*RECORDS SUPPLIED*.
■ ■ ■ ■
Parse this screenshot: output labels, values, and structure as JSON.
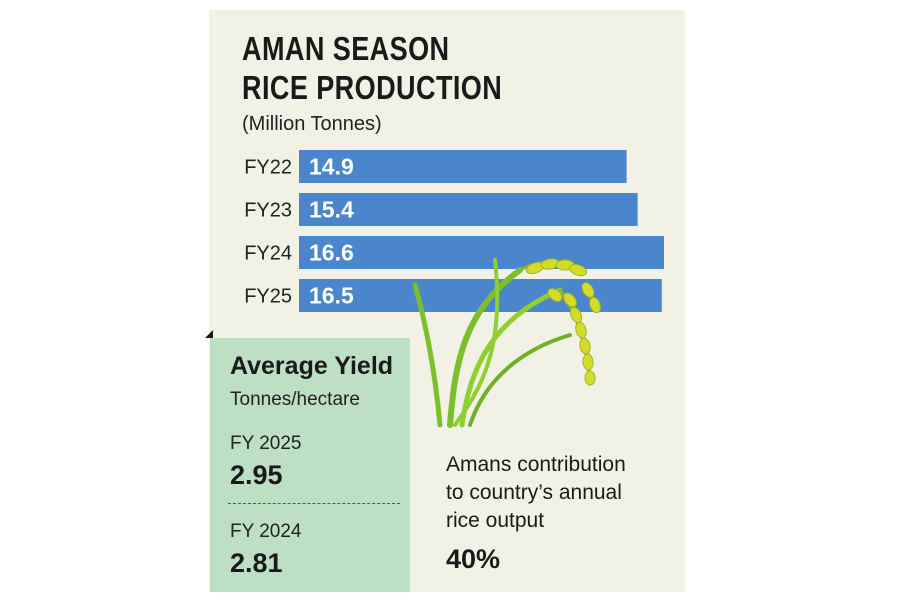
{
  "chart_data": {
    "type": "bar",
    "orientation": "horizontal",
    "title": "AMAN SEASON RICE PRODUCTION",
    "subtitle": "(Million Tonnes)",
    "categories": [
      "FY22",
      "FY23",
      "FY24",
      "FY25"
    ],
    "values": [
      14.9,
      15.4,
      16.6,
      16.5
    ],
    "value_labels": [
      "14.9",
      "15.4",
      "16.6",
      "16.5"
    ],
    "bar_color": "#4b86cc",
    "grid": false,
    "legend": "none"
  },
  "yield": {
    "title": "Average Yield",
    "unit": "Tonnes/hectare",
    "items": [
      {
        "year": "FY 2025",
        "value": "2.95"
      },
      {
        "year": "FY 2024",
        "value": "2.81"
      }
    ]
  },
  "contribution": {
    "lines": [
      "Amans contribution",
      "to country’s annual",
      "rice output"
    ],
    "value": "40%"
  },
  "illustration": {
    "icon": "rice-plant-icon",
    "stem_color": "#7dbf2a",
    "grain_color": "#d4dc2a"
  }
}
■ ■ ■ ■
*TASK BRIEF*. Write out the records above once more, word for word, with no pictures.

*FULL SOLUTION*.
Parse this screenshot: output labels, values, and structure as JSON.
{
  "chart_data": {
    "type": "bar",
    "orientation": "horizontal",
    "title": "AMAN SEASON RICE PRODUCTION",
    "subtitle": "(Million Tonnes)",
    "categories": [
      "FY22",
      "FY23",
      "FY24",
      "FY25"
    ],
    "values": [
      14.9,
      15.4,
      16.6,
      16.5
    ],
    "value_labels": [
      "14.9",
      "15.4",
      "16.6",
      "16.5"
    ],
    "bar_color": "#4b86cc",
    "grid": false,
    "legend": "none"
  },
  "yield": {
    "title": "Average Yield",
    "unit": "Tonnes/hectare",
    "items": [
      {
        "year": "FY 2025",
        "value": "2.95"
      },
      {
        "year": "FY 2024",
        "value": "2.81"
      }
    ]
  },
  "contribution": {
    "lines": [
      "Amans contribution",
      "to country’s annual",
      "rice output"
    ],
    "value": "40%"
  },
  "illustration": {
    "icon": "rice-plant-icon",
    "stem_color": "#7dbf2a",
    "grain_color": "#d4dc2a"
  }
}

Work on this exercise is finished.